◆ **TASK DESCRIPTION**:
Retype the section of the text on the Gund and Heileman families in La Crosse, starting with "Gund and Heileman were" and going on through "the Brewer’s Union.".

◆ **SELECTED TEXT**:
▬▬▬
Both the Gund and Heileman families participated in the German institutions of La Crosse, Wisconsin, as well as in the local and regional brewing community. Little information survives about their specific involvement in the secular and religious institutions of La Crosse, but records show that John Gund’s eldest son, George, was a member of the local Turnverein in the 1870s. The physical education society had its origins in the post-Napoleonic German lands and was first introduced unsuccessfully to the United States in the 1820s. German 48rs reintroduced the Turner movement at the end of the 1840s and within a few years, Turner societies had emerged in major American cities with German populations. The La Crosse Turnverein was organized in October 1855 and John Gund granted the group permission to practice in the yard of his small brewery in 1856. They may have continued using the space through 1858, when Gund sold the property following his partnership with Heileman.

Gund and Heileman were members of the Lutheran Church and Heileman’s 1878 funeral at the local Lutheran church in La Crosse was considered to be one of the largest funerals in the history of the city to that date. More than 160 carriages belonging to mourners participated in the funeral procession from the church to the nearby Oak Grove Cemetery. Six prominent brewers in the community served as Heileman’s pallbearers, however, John Gund was not among them. This may have reflected lingering animosity between the former partners. When Gund died in 1910, members of the local Liederkranz Society, which was affiliated with the Turnverein as part of the local Deutscher Verein von La Crosse, attended his funeral along with members of the Brewer’s Union.
▬▬▬
Layout coordinate data
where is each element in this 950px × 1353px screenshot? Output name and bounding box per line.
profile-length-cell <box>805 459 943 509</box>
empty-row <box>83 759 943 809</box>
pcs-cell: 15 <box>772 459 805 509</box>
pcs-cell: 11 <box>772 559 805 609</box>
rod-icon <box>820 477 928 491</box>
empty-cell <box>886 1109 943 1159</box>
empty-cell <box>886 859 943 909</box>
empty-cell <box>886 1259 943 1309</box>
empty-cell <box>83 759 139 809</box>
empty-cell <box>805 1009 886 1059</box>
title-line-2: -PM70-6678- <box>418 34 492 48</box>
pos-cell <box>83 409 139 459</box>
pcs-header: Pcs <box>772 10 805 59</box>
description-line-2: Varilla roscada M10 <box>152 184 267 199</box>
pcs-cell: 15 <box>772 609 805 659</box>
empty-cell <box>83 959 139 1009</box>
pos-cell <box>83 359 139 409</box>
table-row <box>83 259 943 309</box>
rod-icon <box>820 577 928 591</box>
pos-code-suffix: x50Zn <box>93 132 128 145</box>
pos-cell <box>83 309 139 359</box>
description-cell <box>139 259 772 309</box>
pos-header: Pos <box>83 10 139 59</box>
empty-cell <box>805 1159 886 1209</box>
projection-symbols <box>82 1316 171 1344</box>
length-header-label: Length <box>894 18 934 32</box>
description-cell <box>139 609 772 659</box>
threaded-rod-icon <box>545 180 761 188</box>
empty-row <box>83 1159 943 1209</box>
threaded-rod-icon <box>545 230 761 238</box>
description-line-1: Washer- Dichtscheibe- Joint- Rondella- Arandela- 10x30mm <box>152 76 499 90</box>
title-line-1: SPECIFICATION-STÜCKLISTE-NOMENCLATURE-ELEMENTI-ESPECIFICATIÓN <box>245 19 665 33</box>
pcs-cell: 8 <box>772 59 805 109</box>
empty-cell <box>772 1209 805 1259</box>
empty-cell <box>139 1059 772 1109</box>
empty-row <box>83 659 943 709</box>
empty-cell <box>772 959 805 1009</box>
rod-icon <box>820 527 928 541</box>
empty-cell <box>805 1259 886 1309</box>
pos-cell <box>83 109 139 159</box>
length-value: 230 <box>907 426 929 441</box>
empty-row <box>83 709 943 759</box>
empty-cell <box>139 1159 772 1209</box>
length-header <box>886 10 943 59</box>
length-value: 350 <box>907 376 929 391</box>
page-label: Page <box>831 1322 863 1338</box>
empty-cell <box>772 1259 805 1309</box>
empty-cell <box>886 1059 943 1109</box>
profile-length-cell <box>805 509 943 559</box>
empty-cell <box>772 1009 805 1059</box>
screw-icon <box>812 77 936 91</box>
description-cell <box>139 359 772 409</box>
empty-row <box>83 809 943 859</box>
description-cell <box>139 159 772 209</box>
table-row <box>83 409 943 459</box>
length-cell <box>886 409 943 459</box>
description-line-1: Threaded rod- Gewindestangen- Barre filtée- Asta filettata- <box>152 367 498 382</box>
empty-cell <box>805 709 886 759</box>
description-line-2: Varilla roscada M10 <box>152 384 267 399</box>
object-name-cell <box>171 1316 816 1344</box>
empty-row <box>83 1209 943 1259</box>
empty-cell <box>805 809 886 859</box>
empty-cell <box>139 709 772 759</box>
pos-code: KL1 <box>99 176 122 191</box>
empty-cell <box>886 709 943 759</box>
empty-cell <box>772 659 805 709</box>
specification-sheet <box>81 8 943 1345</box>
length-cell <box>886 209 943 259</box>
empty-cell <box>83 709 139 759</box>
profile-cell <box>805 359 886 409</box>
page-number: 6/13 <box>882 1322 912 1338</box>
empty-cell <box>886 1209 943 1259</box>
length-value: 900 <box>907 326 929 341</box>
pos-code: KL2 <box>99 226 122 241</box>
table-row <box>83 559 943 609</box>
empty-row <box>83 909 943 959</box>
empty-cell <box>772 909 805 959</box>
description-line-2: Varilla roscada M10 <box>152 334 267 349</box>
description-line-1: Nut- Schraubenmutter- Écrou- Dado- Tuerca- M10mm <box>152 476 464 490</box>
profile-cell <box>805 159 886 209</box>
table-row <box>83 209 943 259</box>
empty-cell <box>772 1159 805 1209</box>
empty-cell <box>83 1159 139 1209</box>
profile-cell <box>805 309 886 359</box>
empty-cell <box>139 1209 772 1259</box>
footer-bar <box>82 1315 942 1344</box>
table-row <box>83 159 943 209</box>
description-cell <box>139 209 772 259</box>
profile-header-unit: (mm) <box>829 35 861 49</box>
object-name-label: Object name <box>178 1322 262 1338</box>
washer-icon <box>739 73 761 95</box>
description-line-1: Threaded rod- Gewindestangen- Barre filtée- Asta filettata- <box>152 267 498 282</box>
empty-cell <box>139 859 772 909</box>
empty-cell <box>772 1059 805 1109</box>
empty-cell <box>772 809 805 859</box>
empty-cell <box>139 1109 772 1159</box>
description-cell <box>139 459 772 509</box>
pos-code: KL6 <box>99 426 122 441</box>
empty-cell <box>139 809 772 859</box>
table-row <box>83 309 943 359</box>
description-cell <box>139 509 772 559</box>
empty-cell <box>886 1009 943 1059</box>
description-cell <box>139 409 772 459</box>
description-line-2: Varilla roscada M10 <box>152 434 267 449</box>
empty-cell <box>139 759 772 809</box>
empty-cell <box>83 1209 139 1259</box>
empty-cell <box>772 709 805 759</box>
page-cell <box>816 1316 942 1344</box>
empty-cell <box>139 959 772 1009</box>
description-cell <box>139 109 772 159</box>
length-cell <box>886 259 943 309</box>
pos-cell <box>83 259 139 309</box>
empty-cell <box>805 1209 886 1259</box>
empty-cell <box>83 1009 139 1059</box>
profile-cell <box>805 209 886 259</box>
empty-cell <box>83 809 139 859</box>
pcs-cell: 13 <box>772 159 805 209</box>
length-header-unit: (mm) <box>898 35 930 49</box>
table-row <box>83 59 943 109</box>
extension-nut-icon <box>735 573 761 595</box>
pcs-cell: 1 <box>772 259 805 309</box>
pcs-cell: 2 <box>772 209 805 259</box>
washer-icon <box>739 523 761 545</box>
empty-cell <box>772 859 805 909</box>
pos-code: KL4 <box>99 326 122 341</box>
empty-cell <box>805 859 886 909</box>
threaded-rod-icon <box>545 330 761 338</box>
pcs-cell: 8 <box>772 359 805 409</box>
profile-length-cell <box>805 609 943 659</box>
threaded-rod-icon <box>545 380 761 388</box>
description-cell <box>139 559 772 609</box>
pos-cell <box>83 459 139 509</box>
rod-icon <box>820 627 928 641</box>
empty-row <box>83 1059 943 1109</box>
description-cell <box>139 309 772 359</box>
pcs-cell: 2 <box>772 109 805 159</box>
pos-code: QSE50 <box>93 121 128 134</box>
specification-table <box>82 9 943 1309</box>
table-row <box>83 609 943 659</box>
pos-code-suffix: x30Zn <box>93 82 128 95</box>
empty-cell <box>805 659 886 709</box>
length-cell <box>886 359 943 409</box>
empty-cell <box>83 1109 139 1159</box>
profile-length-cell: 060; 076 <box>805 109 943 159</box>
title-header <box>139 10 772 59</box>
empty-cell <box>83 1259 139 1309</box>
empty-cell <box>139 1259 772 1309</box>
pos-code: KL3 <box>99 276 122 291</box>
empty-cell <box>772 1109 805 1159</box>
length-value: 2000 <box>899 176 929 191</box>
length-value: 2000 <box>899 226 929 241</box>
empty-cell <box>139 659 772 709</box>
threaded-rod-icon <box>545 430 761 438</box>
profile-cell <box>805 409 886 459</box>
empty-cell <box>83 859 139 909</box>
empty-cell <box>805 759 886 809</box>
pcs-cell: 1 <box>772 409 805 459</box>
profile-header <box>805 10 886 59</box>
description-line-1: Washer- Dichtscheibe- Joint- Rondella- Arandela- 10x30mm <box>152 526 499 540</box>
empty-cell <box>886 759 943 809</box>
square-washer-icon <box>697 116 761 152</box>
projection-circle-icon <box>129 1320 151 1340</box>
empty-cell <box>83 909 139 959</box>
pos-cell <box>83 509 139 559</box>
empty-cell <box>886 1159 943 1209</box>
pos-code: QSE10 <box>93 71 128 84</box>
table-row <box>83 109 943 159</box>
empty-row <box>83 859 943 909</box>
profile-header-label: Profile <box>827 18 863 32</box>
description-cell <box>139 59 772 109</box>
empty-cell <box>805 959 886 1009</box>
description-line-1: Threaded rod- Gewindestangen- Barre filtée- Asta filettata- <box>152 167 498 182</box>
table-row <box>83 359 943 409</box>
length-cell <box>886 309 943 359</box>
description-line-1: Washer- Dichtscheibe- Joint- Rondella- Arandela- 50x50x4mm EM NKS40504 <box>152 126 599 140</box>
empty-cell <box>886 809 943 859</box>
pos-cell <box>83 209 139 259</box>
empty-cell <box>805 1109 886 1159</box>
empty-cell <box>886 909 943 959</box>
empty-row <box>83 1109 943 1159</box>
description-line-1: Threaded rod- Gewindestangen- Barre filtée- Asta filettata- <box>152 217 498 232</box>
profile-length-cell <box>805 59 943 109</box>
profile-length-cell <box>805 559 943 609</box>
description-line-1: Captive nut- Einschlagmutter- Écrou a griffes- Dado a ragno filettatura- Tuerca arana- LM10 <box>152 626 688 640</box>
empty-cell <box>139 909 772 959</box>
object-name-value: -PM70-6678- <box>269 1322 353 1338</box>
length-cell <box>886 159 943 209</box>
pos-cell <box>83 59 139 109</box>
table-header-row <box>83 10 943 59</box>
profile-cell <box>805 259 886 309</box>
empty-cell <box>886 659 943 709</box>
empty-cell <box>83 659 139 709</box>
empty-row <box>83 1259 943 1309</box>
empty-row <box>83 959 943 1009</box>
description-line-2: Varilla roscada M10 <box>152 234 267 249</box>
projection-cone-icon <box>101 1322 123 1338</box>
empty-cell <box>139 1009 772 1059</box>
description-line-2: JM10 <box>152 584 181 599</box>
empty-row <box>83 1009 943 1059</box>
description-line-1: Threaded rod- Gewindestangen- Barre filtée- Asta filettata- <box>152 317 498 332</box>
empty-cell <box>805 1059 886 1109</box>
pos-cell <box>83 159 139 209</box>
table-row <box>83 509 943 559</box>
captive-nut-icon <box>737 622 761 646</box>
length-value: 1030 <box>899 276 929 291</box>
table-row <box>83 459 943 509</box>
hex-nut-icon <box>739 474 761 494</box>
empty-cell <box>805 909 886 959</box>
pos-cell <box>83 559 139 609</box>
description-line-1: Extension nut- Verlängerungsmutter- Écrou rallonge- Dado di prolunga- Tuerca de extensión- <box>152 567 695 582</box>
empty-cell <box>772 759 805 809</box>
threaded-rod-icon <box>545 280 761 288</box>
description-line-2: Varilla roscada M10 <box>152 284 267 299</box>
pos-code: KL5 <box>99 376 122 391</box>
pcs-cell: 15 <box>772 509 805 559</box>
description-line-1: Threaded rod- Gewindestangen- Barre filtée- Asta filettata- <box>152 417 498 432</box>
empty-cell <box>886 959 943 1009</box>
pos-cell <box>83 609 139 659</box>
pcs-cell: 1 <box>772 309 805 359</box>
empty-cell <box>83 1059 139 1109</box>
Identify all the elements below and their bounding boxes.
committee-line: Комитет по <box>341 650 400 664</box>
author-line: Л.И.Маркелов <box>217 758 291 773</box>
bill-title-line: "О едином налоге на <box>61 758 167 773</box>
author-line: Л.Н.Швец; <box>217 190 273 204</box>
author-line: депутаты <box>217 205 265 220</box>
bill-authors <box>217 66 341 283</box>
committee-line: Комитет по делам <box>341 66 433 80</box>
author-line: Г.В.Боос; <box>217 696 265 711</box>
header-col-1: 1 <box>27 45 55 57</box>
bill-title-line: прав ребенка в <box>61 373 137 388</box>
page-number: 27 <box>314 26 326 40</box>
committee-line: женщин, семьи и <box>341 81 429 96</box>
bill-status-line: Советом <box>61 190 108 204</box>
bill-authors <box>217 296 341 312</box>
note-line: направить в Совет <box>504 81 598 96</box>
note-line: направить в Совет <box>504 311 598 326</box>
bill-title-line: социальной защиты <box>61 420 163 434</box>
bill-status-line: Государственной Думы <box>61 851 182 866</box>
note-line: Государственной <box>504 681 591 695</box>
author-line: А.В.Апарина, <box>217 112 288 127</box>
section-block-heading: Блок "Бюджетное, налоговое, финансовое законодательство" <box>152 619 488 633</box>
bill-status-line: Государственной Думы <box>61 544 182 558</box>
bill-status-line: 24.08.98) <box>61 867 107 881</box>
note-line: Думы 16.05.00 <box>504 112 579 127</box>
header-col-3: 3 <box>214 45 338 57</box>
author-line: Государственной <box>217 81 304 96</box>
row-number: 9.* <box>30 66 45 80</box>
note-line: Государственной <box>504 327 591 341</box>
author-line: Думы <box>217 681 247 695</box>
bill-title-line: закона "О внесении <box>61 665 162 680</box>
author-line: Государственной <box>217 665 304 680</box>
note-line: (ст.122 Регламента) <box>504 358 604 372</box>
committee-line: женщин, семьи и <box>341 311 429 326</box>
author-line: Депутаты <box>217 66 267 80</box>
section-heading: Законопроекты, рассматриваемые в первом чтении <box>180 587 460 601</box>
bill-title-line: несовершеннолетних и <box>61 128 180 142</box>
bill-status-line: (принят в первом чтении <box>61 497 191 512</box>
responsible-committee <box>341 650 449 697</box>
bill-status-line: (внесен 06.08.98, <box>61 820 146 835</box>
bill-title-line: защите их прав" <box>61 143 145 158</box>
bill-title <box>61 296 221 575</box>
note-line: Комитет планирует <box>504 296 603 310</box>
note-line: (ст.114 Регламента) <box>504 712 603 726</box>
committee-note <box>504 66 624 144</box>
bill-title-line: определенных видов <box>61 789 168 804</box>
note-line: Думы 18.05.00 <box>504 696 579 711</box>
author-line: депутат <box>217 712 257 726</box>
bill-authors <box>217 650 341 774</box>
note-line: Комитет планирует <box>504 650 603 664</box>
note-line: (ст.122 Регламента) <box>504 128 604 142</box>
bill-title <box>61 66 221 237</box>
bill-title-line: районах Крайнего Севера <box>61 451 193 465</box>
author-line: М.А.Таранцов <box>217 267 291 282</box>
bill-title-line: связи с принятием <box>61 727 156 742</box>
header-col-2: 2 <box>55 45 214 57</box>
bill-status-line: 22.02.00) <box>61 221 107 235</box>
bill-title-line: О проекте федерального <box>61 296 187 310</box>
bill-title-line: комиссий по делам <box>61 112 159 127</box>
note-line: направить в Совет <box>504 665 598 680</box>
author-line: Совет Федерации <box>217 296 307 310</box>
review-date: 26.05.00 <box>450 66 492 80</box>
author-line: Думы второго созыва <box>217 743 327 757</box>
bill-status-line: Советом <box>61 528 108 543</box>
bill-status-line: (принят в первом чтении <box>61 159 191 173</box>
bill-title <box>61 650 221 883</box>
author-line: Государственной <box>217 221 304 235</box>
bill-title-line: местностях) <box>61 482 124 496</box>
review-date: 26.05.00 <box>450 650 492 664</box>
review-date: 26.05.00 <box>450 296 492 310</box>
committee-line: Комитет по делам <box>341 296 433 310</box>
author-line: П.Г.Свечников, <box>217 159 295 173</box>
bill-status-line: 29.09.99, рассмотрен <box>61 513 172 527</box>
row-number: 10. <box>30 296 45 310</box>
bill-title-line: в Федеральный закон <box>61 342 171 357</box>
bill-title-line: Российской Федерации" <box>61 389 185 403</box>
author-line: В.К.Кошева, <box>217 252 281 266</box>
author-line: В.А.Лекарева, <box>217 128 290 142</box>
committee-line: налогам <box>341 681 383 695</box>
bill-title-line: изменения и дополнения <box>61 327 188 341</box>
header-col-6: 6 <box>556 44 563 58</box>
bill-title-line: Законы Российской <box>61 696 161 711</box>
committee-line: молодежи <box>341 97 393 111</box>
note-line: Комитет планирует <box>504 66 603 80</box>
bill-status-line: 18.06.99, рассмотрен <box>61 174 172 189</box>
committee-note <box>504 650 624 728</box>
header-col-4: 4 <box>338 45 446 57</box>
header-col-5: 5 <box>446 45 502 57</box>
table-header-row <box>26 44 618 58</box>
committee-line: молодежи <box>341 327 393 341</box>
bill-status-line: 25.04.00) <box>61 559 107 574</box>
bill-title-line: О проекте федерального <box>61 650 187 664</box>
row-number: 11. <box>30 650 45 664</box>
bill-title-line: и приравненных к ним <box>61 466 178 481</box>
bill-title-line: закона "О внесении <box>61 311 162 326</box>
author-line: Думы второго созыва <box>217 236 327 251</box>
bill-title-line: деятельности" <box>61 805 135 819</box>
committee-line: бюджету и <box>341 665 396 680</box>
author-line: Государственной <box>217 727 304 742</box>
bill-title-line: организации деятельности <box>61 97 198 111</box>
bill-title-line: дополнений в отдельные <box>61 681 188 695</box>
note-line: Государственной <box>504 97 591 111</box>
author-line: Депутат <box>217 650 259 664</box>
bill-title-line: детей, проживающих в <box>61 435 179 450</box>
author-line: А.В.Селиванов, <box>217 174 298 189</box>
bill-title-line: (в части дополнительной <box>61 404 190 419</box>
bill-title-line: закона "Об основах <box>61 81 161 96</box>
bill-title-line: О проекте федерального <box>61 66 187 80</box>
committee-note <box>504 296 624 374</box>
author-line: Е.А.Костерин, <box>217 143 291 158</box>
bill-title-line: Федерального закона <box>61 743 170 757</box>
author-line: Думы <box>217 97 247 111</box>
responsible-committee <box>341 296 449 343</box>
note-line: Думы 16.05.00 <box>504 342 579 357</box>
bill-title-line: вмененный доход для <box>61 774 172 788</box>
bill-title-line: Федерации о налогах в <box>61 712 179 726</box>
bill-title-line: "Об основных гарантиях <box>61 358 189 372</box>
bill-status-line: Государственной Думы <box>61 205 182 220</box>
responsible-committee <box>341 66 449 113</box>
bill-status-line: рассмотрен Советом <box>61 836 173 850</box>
▬▬▬
◆ **SOLVED PROBLEM**:
Gund and Heileman were members of the Lutheran Church and Heileman’s 1878 funeral at the local Lutheran church in La Crosse was considered to be one of the largest funerals in the history of the city to that date. More than 160 carriages belonging to mourners participated in the funeral procession from the church to the nearby Oak Grove Cemetery. Six prominent brewers in the community served as Heileman’s pallbearers, however, John Gund was not among them. This may have reflected lingering animosity between the former partners. When Gund died in 1910, members of the local Liederkranz Society, which was affiliated with the Turnverein as part of the local Deutscher Verein von La Crosse, attended his funeral along with members of the Brewer’s Union.